___ Information shown ___

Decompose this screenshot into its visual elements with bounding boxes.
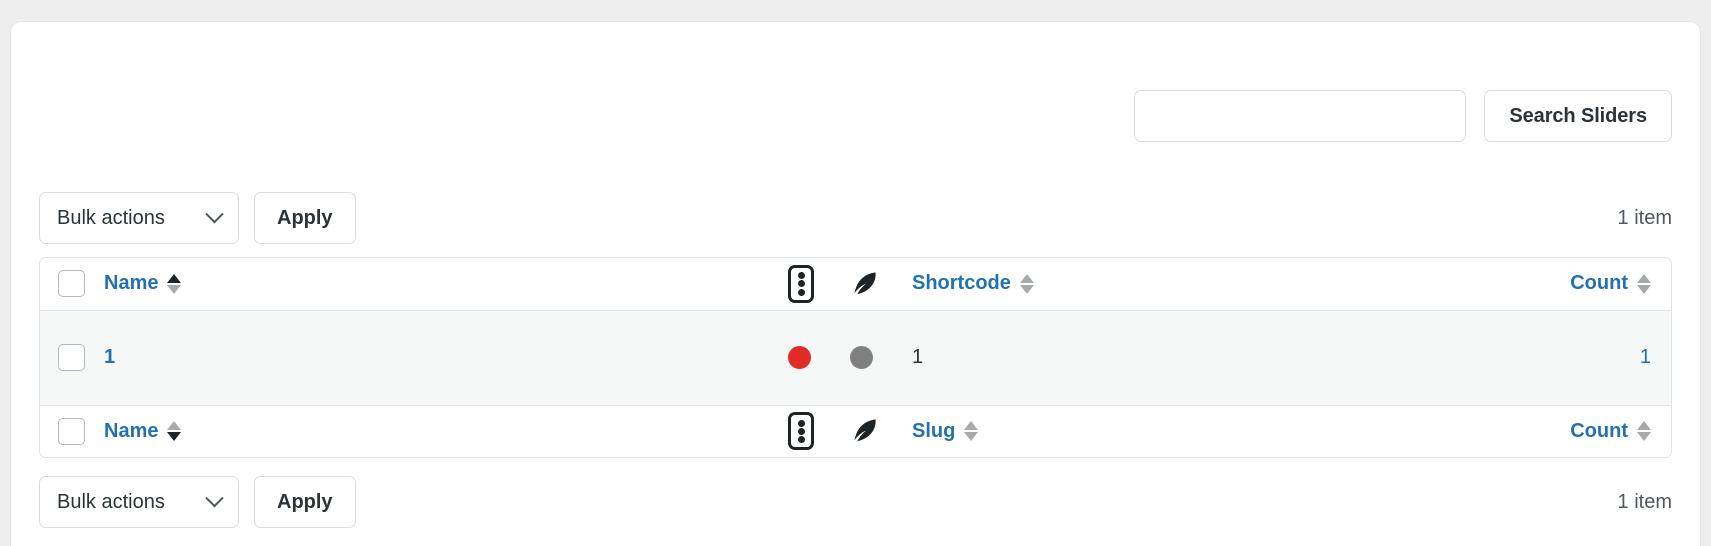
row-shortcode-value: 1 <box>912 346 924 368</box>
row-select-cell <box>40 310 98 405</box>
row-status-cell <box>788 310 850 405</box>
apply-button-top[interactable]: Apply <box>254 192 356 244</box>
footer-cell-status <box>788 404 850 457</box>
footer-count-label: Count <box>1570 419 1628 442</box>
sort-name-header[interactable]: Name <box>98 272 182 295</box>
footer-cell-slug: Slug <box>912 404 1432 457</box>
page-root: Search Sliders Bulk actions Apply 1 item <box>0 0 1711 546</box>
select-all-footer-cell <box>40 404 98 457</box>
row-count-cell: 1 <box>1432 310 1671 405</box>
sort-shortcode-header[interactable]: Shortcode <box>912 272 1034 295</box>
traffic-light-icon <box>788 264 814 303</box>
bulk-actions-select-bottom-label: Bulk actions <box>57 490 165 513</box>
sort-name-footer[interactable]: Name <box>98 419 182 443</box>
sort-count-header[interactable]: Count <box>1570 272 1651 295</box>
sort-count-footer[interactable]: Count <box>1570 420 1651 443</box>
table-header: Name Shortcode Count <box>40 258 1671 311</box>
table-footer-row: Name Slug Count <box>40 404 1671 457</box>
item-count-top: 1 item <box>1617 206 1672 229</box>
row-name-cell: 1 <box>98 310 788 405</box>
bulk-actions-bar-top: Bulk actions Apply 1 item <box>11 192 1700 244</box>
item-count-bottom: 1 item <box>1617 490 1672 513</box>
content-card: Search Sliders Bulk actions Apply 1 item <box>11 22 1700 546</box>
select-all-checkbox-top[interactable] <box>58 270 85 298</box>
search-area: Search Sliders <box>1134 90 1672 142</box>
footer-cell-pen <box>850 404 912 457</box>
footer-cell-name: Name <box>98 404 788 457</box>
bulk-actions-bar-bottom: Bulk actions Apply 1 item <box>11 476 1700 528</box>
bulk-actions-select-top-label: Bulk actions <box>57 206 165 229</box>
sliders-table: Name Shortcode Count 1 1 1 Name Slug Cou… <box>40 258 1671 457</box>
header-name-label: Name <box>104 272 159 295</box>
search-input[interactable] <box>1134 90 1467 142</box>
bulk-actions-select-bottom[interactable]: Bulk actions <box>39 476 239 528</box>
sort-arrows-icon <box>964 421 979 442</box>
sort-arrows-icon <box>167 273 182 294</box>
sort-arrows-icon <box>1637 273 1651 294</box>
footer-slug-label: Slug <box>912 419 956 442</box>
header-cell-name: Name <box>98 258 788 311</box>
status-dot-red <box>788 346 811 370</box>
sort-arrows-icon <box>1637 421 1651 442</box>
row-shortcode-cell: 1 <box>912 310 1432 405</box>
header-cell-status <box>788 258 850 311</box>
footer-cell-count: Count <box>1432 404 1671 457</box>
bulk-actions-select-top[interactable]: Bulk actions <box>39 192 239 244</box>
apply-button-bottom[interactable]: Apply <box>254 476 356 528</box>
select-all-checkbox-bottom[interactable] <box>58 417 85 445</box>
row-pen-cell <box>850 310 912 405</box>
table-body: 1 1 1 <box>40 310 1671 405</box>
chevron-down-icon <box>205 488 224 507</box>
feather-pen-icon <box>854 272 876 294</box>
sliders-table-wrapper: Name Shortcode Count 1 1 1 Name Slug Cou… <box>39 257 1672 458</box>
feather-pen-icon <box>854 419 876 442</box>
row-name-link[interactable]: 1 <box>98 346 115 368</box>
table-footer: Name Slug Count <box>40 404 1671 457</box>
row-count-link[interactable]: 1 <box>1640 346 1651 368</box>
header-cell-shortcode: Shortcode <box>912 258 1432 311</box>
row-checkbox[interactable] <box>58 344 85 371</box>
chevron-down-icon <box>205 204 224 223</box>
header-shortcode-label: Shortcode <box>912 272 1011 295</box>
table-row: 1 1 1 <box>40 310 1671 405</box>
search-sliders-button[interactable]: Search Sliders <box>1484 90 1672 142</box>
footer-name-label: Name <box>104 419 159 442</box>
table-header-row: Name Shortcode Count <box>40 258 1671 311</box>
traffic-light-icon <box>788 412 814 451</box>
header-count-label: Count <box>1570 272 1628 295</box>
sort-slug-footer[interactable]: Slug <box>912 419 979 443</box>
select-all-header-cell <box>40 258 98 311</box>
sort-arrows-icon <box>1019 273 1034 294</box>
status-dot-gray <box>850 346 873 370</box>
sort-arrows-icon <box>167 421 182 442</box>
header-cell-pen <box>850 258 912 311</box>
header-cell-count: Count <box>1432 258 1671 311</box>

___
___ Information shown ___

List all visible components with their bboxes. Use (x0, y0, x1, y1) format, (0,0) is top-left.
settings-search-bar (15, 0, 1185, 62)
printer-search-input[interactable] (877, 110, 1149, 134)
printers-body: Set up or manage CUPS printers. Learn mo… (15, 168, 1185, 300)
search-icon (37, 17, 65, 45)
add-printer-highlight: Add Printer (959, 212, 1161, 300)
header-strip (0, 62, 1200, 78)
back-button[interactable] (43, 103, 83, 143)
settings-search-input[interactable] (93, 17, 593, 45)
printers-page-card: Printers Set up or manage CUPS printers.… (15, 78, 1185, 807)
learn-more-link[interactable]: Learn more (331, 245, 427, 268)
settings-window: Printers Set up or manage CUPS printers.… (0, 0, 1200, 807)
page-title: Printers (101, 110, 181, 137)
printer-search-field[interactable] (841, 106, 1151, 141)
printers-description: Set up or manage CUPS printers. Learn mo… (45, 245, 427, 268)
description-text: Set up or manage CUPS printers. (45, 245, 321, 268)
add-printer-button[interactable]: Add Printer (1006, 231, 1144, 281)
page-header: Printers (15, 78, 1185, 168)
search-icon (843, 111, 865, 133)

___
___ Information shown ___

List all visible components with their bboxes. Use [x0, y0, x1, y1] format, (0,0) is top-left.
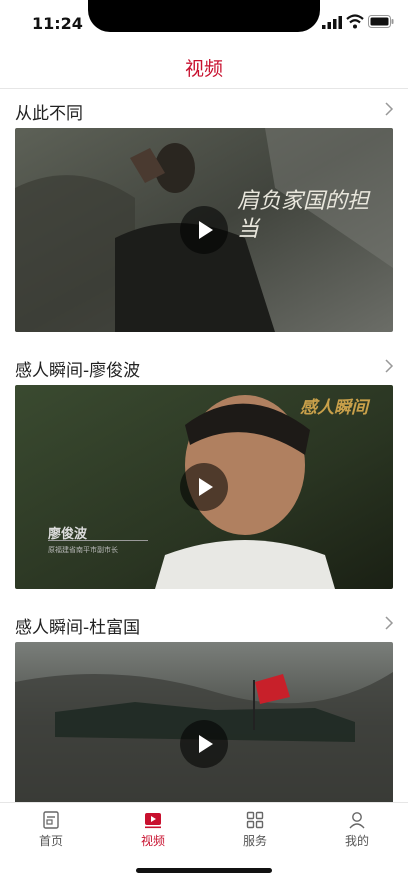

___

- [Goal]
Show every line of the records that contains the string "Bulk".

- [Exercise response]
page-root: Search Sliders Bulk actions Apply 1 item <box>0 0 1711 546</box>
bulk-actions-select-bottom-label: Bulk actions <box>57 490 165 513</box>
bulk-actions-bar-top: Bulk actions Apply 1 item <box>11 192 1700 244</box>
content-card: Search Sliders Bulk actions Apply 1 item <box>11 22 1700 546</box>
bulk-actions-bar-bottom: Bulk actions Apply 1 item <box>11 476 1700 528</box>
bulk-actions-select-top-label: Bulk actions <box>57 206 165 229</box>
bulk-actions-select-bottom[interactable]: Bulk actions <box>39 476 239 528</box>
bulk-actions-select-top[interactable]: Bulk actions <box>39 192 239 244</box>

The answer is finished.